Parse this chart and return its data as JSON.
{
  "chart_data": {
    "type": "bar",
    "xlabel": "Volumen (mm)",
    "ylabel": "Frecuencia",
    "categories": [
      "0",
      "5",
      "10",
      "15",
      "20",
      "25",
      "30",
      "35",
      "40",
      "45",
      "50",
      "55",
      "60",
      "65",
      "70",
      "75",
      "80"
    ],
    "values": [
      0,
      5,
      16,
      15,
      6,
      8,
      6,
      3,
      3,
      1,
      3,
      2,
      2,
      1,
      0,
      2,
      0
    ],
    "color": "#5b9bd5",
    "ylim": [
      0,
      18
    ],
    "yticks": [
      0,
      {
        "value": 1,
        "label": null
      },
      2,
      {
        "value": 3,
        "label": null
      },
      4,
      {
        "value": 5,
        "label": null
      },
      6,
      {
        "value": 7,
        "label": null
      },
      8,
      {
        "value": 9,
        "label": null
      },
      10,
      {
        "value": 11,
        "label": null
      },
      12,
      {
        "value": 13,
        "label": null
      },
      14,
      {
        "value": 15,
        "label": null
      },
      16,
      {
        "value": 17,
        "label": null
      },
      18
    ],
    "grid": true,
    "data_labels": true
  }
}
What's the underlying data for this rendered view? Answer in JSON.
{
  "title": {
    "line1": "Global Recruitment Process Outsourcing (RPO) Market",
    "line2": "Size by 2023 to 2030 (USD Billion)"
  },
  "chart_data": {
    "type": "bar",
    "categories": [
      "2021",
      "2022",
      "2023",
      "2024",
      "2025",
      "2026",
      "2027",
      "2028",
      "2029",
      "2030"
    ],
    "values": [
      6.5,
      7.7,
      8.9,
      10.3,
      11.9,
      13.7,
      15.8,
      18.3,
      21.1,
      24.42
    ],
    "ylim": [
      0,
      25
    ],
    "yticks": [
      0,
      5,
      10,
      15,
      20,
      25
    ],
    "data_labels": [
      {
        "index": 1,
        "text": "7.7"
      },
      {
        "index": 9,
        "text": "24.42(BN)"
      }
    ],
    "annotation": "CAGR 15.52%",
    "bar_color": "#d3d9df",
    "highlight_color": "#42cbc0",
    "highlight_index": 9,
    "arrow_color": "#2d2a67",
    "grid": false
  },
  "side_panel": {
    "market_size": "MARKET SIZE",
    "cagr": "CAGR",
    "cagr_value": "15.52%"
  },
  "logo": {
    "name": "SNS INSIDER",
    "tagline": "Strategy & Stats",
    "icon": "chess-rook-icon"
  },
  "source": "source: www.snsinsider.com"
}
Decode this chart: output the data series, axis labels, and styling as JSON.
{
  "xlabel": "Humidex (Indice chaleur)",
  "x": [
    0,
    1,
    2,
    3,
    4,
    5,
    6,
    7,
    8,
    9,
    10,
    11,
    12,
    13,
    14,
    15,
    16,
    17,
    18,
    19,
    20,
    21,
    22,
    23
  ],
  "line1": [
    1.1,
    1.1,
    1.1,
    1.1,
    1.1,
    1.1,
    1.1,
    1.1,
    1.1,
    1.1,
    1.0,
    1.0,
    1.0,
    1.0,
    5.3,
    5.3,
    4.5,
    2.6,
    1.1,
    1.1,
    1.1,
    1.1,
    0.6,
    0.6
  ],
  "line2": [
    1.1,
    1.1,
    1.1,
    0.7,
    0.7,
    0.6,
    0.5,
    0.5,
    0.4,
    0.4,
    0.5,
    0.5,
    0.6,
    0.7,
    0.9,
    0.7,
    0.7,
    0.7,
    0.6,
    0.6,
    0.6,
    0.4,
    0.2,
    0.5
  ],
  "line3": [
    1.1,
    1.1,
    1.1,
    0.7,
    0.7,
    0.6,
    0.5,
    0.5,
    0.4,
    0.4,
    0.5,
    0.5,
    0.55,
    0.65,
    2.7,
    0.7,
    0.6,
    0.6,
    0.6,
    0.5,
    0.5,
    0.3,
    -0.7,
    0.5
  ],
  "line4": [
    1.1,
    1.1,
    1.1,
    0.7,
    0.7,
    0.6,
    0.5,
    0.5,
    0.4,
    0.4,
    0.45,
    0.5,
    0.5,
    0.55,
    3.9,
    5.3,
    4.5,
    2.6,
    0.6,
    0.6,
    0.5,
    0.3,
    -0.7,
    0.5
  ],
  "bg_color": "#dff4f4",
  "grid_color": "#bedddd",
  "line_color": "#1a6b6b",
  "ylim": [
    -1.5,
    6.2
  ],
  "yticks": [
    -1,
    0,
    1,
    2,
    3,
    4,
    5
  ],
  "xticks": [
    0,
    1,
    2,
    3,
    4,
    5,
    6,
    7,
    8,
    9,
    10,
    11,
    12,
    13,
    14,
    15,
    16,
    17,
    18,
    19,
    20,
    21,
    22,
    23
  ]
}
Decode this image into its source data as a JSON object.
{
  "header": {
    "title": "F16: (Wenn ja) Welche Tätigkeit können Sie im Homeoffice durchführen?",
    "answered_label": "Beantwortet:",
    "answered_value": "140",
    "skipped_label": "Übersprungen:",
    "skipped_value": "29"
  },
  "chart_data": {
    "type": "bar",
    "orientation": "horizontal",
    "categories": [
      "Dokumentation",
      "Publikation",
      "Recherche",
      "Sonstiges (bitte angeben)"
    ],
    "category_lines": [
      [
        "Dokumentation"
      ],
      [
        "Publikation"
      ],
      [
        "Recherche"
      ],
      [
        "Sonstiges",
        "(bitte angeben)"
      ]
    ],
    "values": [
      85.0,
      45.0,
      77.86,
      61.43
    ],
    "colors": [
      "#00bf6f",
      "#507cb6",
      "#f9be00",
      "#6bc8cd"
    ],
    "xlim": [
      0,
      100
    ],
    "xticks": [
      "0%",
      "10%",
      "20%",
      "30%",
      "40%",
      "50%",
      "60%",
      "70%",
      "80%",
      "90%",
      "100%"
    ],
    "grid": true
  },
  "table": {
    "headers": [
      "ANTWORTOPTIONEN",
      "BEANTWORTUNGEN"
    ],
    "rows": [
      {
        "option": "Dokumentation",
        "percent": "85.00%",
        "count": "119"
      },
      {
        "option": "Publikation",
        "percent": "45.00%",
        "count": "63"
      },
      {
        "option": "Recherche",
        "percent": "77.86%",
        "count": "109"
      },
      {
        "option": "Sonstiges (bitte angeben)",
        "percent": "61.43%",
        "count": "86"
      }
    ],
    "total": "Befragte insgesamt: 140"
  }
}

[Task instructions]
Take every line above carrying "bitte" and return it.

[Solution for this exercise]
      "Sonstiges (bitte angeben)"
        "(bitte angeben)"
        "option": "Sonstiges (bitte angeben)",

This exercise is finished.